* begin Supplied material *
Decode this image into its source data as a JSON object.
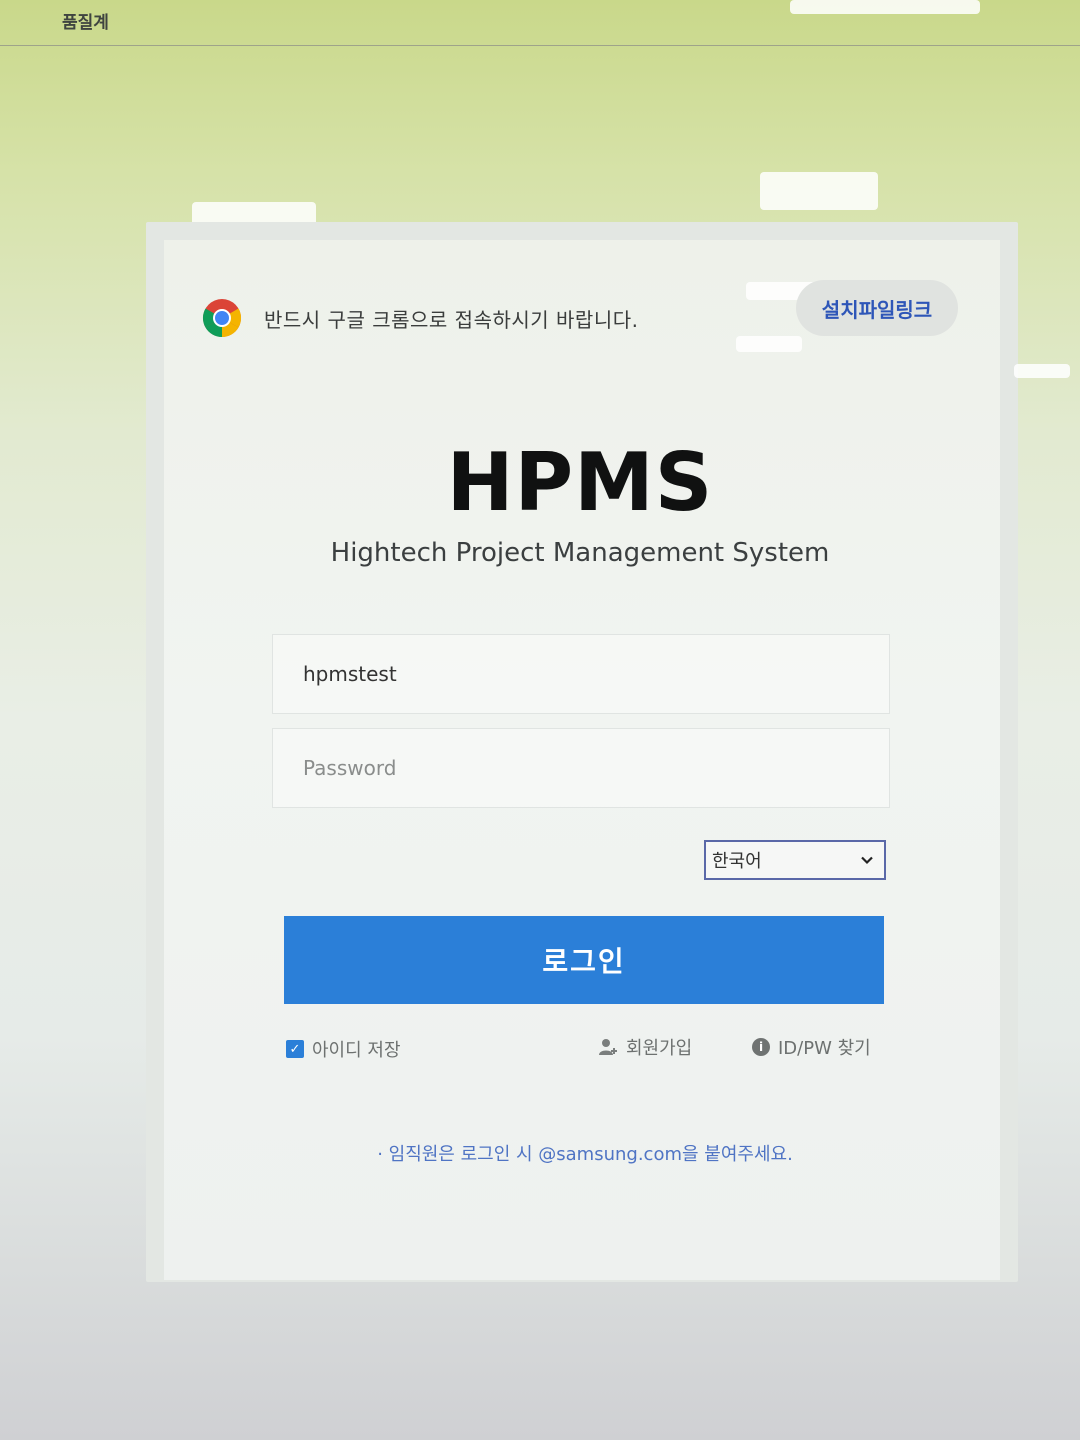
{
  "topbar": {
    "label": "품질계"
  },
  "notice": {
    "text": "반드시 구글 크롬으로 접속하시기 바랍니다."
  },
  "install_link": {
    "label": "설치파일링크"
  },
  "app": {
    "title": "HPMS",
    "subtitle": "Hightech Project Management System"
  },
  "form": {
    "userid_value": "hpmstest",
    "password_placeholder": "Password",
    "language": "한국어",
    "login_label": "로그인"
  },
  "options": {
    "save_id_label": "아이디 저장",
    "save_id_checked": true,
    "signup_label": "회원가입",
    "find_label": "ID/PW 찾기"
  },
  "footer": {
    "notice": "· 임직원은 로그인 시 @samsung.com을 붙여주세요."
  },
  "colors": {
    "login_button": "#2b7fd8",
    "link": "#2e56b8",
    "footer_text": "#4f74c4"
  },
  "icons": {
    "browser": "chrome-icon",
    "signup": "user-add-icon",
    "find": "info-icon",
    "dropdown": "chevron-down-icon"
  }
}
* end Supplied material *
* begin Supplied material *
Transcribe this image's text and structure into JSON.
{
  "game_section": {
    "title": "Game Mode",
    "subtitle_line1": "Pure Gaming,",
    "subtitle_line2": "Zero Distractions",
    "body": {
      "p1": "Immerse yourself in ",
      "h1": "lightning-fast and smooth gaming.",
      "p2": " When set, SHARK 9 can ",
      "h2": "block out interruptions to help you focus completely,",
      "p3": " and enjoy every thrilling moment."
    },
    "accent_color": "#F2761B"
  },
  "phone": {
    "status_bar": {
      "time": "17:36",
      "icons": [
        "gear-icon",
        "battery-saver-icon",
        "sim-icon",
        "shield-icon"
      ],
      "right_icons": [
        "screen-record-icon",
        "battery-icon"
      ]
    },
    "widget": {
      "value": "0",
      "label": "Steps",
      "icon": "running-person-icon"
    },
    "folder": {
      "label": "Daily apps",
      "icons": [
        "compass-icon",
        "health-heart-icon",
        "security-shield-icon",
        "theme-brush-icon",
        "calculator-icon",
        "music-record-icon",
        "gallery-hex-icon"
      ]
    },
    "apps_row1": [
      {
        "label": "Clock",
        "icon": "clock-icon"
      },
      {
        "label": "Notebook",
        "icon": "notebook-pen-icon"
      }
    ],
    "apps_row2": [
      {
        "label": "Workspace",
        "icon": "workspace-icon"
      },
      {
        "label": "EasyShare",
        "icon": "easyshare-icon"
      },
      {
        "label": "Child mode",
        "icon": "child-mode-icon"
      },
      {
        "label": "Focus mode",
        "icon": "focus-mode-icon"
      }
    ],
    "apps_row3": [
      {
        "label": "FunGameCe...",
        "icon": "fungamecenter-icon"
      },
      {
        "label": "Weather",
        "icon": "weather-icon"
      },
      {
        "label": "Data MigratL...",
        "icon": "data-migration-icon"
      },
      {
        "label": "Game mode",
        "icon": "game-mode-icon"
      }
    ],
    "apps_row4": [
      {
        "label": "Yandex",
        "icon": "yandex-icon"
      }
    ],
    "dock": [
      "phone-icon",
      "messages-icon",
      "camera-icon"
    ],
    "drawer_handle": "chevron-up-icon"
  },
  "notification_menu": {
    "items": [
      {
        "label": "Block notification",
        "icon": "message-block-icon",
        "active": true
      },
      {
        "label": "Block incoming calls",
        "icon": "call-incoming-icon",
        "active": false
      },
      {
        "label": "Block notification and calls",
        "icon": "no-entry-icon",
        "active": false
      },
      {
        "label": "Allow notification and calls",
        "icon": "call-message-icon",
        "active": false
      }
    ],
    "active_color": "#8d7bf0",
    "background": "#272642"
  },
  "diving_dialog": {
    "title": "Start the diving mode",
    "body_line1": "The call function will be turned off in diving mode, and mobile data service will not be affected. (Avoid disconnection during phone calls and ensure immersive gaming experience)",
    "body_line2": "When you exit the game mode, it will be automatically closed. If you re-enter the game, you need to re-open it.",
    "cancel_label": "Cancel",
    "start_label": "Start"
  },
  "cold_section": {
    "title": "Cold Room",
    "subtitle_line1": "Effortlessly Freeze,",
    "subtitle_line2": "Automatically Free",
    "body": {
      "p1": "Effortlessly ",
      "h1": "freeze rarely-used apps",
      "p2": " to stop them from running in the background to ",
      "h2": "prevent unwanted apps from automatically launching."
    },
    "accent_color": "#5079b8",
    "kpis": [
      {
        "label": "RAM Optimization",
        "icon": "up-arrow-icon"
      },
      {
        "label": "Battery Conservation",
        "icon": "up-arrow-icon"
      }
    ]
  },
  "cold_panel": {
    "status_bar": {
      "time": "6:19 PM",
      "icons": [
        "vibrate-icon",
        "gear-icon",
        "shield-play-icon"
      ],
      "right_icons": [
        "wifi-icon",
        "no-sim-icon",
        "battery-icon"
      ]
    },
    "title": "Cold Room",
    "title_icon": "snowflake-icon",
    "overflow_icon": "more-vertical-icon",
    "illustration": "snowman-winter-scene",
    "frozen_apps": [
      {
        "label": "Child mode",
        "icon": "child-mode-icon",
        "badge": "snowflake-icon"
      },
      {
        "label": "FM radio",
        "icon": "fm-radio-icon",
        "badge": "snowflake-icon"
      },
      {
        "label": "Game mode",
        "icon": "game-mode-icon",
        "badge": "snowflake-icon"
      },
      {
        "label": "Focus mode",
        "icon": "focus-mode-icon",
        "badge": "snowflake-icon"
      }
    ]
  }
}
* end Supplied material *
Work required: Find the word "will" in the data and show each line that holds it.

The response:
    "body_line1": "The call function will be turned off in diving mode, and mobile data service will not be affected. (Avoid disconnection during phone calls and ensure immersive gaming experience)",
    "body_line2": "When you exit the game mode, it will be automatically closed. If you re-enter the game, you need to re-open it.",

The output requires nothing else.